PASSAGE GIVEN:
Mark the tick against the correct answer in the following:
The value of $\sin ^{-1}\left(\sin \frac{2 \pi}{3}\right)$ is
A. $\frac{2 \pi}{3}$
B. $\frac{5 \pi}{3}$
C. $\frac{\pi}{3}$
D. none of these
To Find: The value of $\sin ^{-1}\left(\sin \left(\frac{2 \pi}{3}\right)\right)$
Now, let $x=\sin ^{-1}\left(\sin \left(\frac{2 \pi}{3}\right)\right)$
$\Rightarrow \sin x=\sin \left(\frac{2 \pi}{3}\right)$
Here range of principle value of sine is $\left[-\frac{\pi}{2}, \frac{\pi}{2}\right]$
$\Rightarrow x=\frac{2 \pi}{3} \notin\left[-\frac{\pi}{2}, \frac{\pi}{2}\right]$
Hence for all values of $x$ in range $\left[-\frac{\pi}{2}, \frac{\pi}{2}\right]$, the value of
$\sin ^{-1}\left(\sin \left(\frac{2 \pi}{3}\right)\right)$ is
$\Rightarrow \sin x=\sin \left(\pi-\frac{\pi}{3}\right)\left(\because \sin \left(\frac{2 \pi}{3}\right)=\sin \left(\pi-\frac{\pi}{3}\right)\right)$
$\Rightarrow \sin x=\sin \left(\frac{\pi}{3}\right)(\because \sin (\pi-\theta)=\sin \theta$ as here $\theta$ lies in II quadrant and sine is positive)
$\Rightarrow x=\frac{\pi}{3}$

(Stored entries)

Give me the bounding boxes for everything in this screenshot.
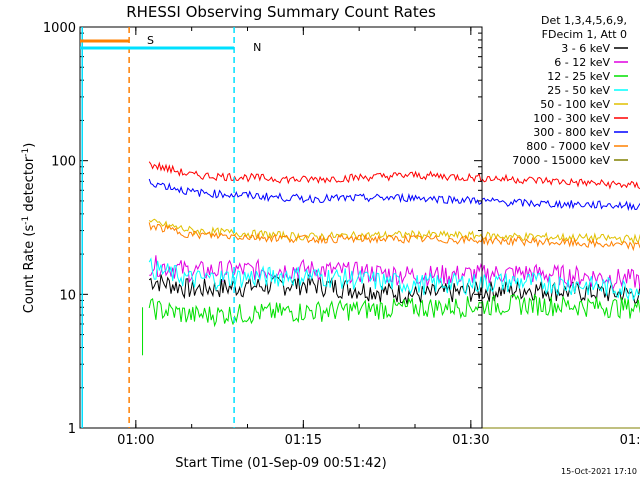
series-line bbox=[149, 255, 640, 290]
x-tick-label: 01:15 bbox=[285, 433, 322, 448]
legend-label: 12 - 25 keV bbox=[547, 70, 610, 83]
legend-label: 25 - 50 keV bbox=[547, 84, 610, 97]
x-tick-label: 01:00 bbox=[117, 433, 154, 448]
legend-label: 3 - 6 keV bbox=[561, 42, 610, 55]
x-tick-label: 01:30 bbox=[452, 433, 489, 448]
legend-label: 300 - 800 keV bbox=[533, 126, 610, 139]
y-tick-label: 10 bbox=[59, 288, 76, 303]
series-line bbox=[148, 178, 640, 212]
legend: Det 1,3,4,5,6,9, FDecim 1, Att 0 3 - 6 k… bbox=[512, 14, 628, 167]
y-axis-label-part3: ) bbox=[22, 143, 37, 148]
series-line bbox=[148, 257, 640, 302]
series-line bbox=[148, 222, 640, 252]
y-tick-label: 1000 bbox=[43, 21, 76, 36]
legend-label: 7000 - 15000 keV bbox=[512, 154, 610, 167]
plot-frame bbox=[79, 26, 483, 429]
legend-label: 800 - 7000 keV bbox=[526, 140, 610, 153]
plot-area bbox=[142, 161, 640, 429]
y-axis-label-part2: detector bbox=[22, 156, 37, 216]
y-tick-label: 100 bbox=[51, 155, 76, 170]
y-tick-label: 1 bbox=[68, 422, 76, 437]
legend-label: 6 - 12 keV bbox=[554, 56, 610, 69]
legend-label: 50 - 100 keV bbox=[540, 98, 610, 111]
flag-label: N bbox=[253, 41, 261, 54]
legend-label: 100 - 300 keV bbox=[533, 112, 610, 125]
chart-title: RHESSI Observing Summary Count Rates bbox=[126, 3, 436, 21]
legend-header-line2: FDecim 1, Att 0 bbox=[542, 28, 627, 41]
y-axis-label-sup2: -1 bbox=[21, 148, 31, 157]
flag-label: S bbox=[147, 34, 154, 47]
axes: 01:0001:1501:3001:4502:0002:1502:3011010… bbox=[43, 21, 640, 448]
legend-header-line1: Det 1,3,4,5,6,9, bbox=[541, 14, 627, 27]
x-axis-label: Start Time (01-Sep-09 00:51:42) bbox=[175, 456, 386, 471]
x-tick-label: 01:45 bbox=[620, 433, 640, 448]
status-flags: SN bbox=[80, 27, 261, 428]
y-axis-label: Count Rate (s-1 detector-1) bbox=[21, 143, 37, 314]
series-line bbox=[148, 161, 640, 190]
y-axis-label-sup1: -1 bbox=[21, 216, 31, 225]
series-line bbox=[148, 293, 640, 328]
series-line bbox=[148, 274, 640, 305]
y-axis-label-part1: Count Rate (s bbox=[22, 225, 37, 314]
series-line bbox=[148, 218, 640, 245]
footer-timestamp: 15-Oct-2021 17:10 bbox=[561, 467, 637, 476]
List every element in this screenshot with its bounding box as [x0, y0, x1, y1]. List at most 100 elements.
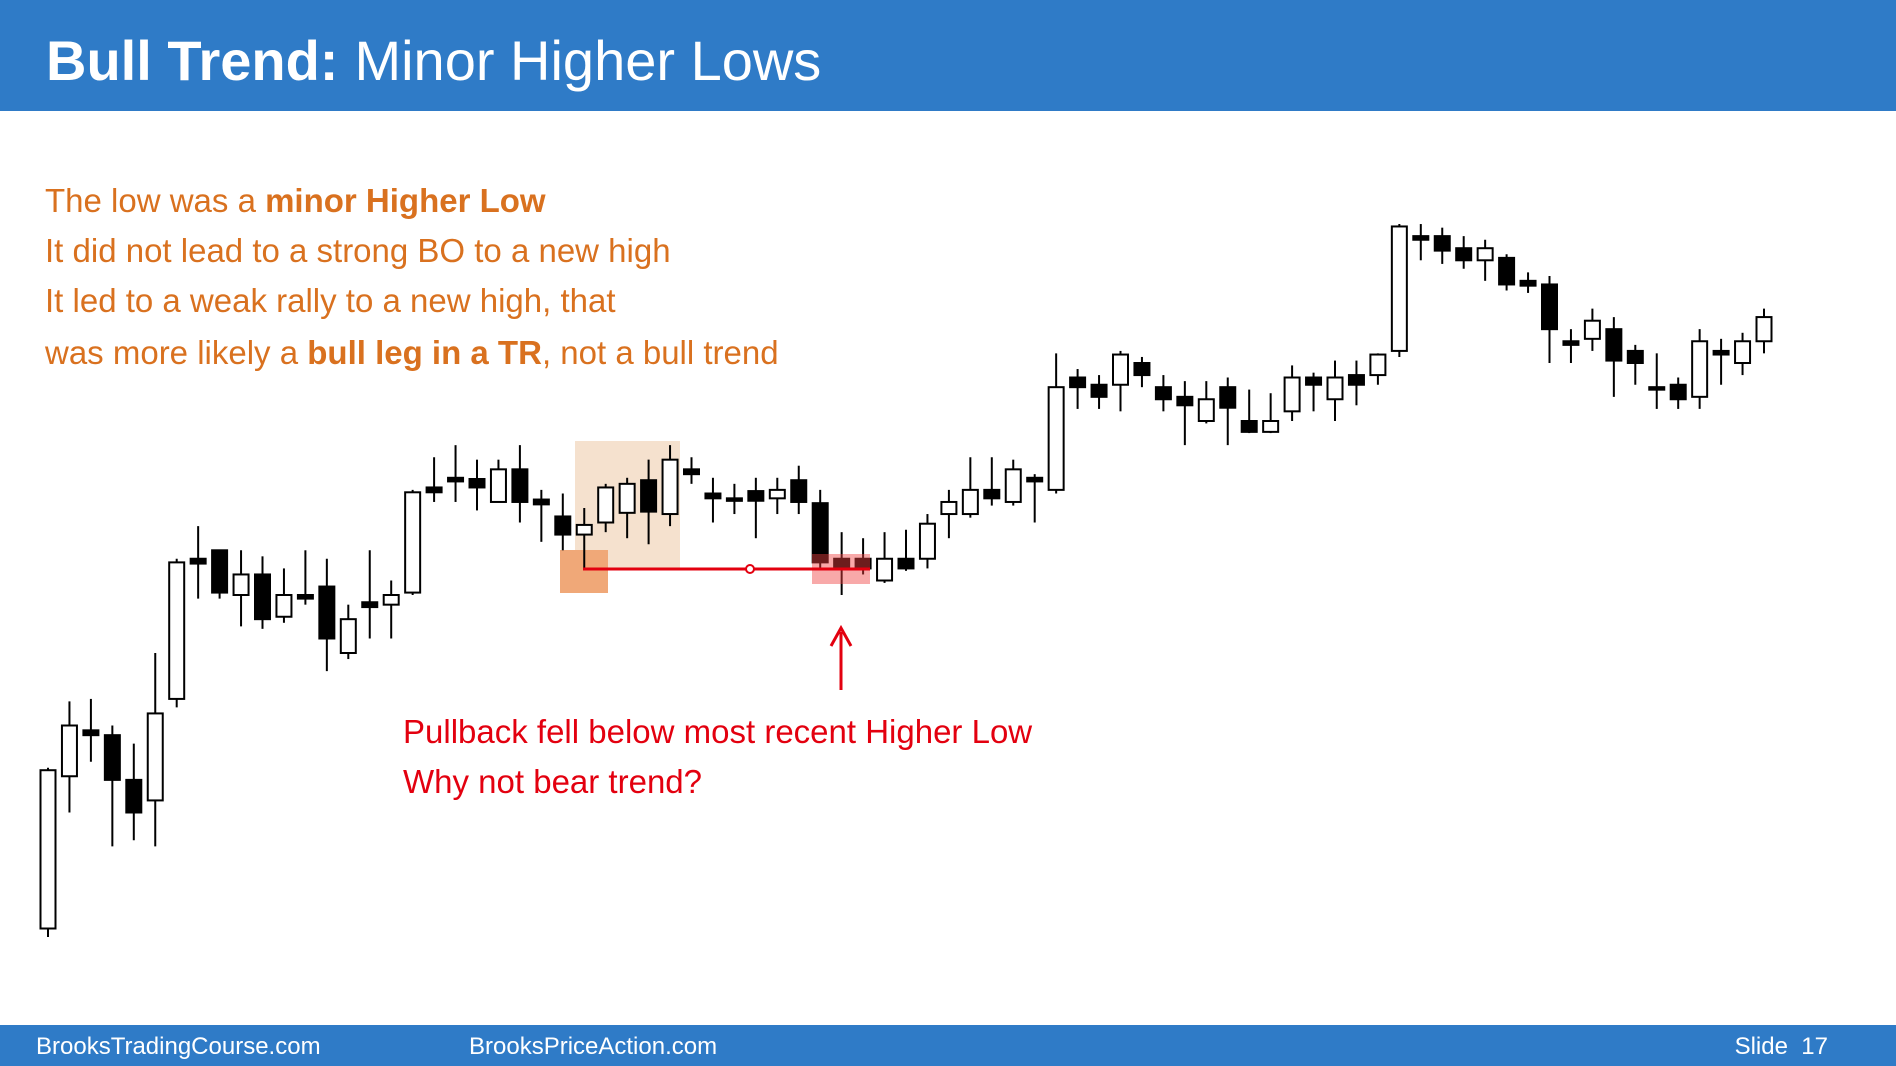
note-line: It did not lead to a strong BO to a new … [45, 232, 671, 269]
candle-body [1498, 256, 1516, 286]
note-line: It led to a weak rally to a new high, th… [45, 282, 616, 319]
slide-title: Bull Trend: Minor Higher Lows [46, 29, 821, 92]
candle-body [768, 488, 786, 500]
candle-body [125, 778, 143, 814]
candle-body [597, 486, 615, 524]
candle-body [940, 500, 958, 516]
candle-body [897, 557, 915, 570]
candle-body [1734, 340, 1752, 364]
note-text: The low was a [45, 182, 265, 219]
candle-body [168, 561, 186, 700]
candle-body [296, 594, 314, 600]
candles [39, 224, 1773, 937]
candle-body [1669, 383, 1687, 401]
candle-body [1262, 420, 1280, 433]
candle-body [1562, 340, 1580, 346]
candle-body [1691, 340, 1709, 398]
candle-body [1004, 468, 1022, 503]
candle-body [82, 729, 100, 737]
candle-body [511, 468, 529, 503]
footer-right: Slide 17 [1735, 1033, 1828, 1060]
note-line: The low was a minor Higher Low [45, 182, 546, 219]
candle-body [404, 491, 422, 594]
note-bold: bull leg in a TR [307, 334, 542, 371]
candle-body [1283, 376, 1301, 413]
candle-body [1305, 376, 1323, 386]
candle-body [1176, 395, 1194, 407]
candle-body [661, 458, 679, 516]
candle-body [489, 468, 507, 503]
candle-body [339, 618, 357, 655]
note-text: , not a bull trend [542, 334, 779, 371]
candle-body [103, 734, 121, 781]
candle-body [1047, 386, 1065, 491]
candle-body [1390, 225, 1408, 352]
candle-body [275, 594, 293, 618]
candle-body [725, 497, 743, 502]
candle-body [876, 557, 894, 582]
candle-body [704, 492, 722, 500]
candle-body [1648, 386, 1666, 391]
candle-body [554, 515, 572, 536]
candle-body [532, 498, 550, 506]
candle-body [1541, 283, 1558, 331]
candle-body [640, 479, 658, 513]
note-line: was more likely a bull leg in a TR, not … [44, 334, 779, 371]
candle-body [382, 594, 400, 606]
title-rest: Minor Higher Lows [354, 29, 821, 92]
title-bold: Bull Trend: [46, 29, 338, 92]
candle-body [811, 502, 829, 564]
candle-body [60, 724, 78, 778]
candle-body [1347, 374, 1365, 386]
candle-body [1069, 376, 1087, 389]
candle-body [318, 585, 336, 640]
candle-body [1626, 349, 1644, 364]
candle-body [447, 476, 465, 483]
candle-body [361, 601, 379, 609]
footer-left: BrooksTradingCourse.com [36, 1033, 321, 1060]
candle-body [1154, 386, 1172, 401]
candle-body [1519, 279, 1537, 287]
footer-bar [0, 1025, 1896, 1066]
candle-body [211, 549, 229, 594]
candle-body [1112, 353, 1129, 386]
candle-body [1455, 247, 1473, 262]
candle-body [1326, 376, 1344, 401]
candle-body [1026, 476, 1044, 483]
candle-body [1240, 420, 1258, 433]
line-handle [745, 564, 755, 574]
candle-body [683, 468, 700, 476]
candle-body [254, 573, 271, 621]
candle-body [1412, 235, 1430, 241]
callout-line: Pullback fell below most recent Higher L… [403, 713, 1032, 750]
note-text: It did not lead to a strong BO to a new … [45, 232, 671, 269]
candle-body [1712, 349, 1730, 356]
candle-body [1090, 383, 1108, 398]
header-bar [0, 0, 1896, 111]
candle-body [983, 488, 1001, 500]
candle-body [1133, 362, 1151, 377]
callout-line: Why not bear trend? [403, 763, 702, 800]
footer-middle: BrooksPriceAction.com [469, 1033, 717, 1060]
candle-body [618, 482, 636, 514]
candle-body [1219, 386, 1237, 409]
candle-body [1583, 319, 1601, 340]
candle-body [1605, 328, 1623, 362]
candle-body [468, 478, 486, 489]
candle-body [1476, 247, 1494, 262]
candle-body [1369, 353, 1387, 377]
note-text: It led to a weak rally to a new high, th… [45, 282, 616, 319]
candle-body [747, 490, 765, 502]
candle-body [189, 557, 207, 565]
candle-body [918, 522, 936, 560]
candle-body [425, 486, 443, 494]
candle-body [1433, 235, 1451, 252]
candle-body [39, 769, 57, 930]
candle-body [790, 479, 808, 503]
note-text: was more likely a [44, 334, 307, 371]
candle-body [232, 573, 250, 596]
candle-body [961, 488, 979, 516]
candle-body [146, 712, 164, 802]
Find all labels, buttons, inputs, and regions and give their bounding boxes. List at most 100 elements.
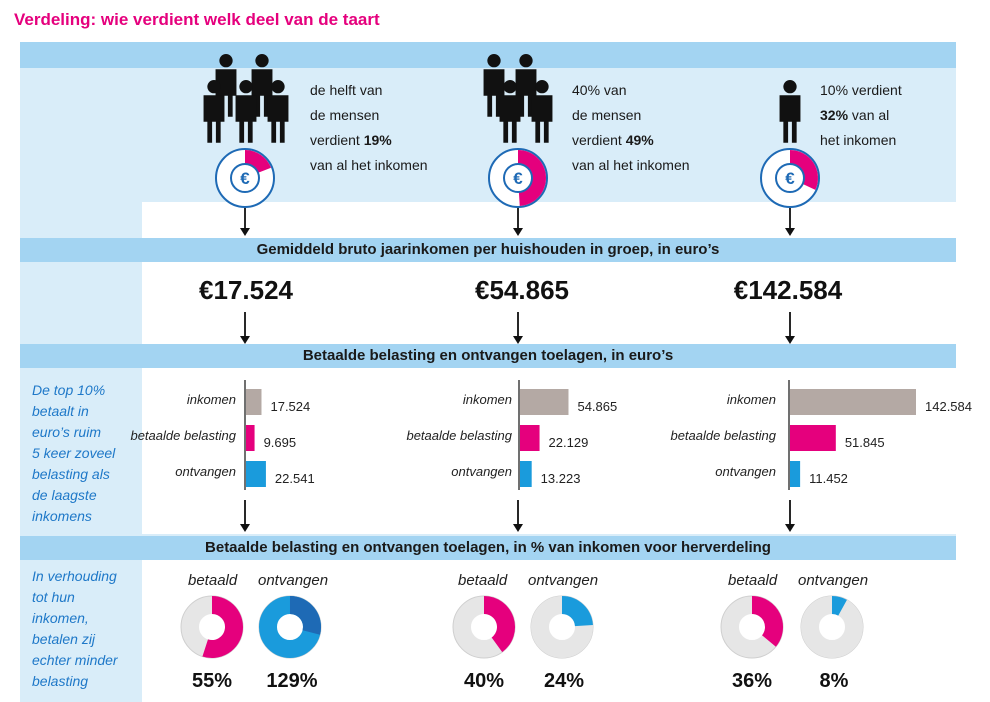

TASK: In the inverse sine problem, what range is given for the principal value of sine?

FINAL RESULT: The closed interval from −π/2 to π/2.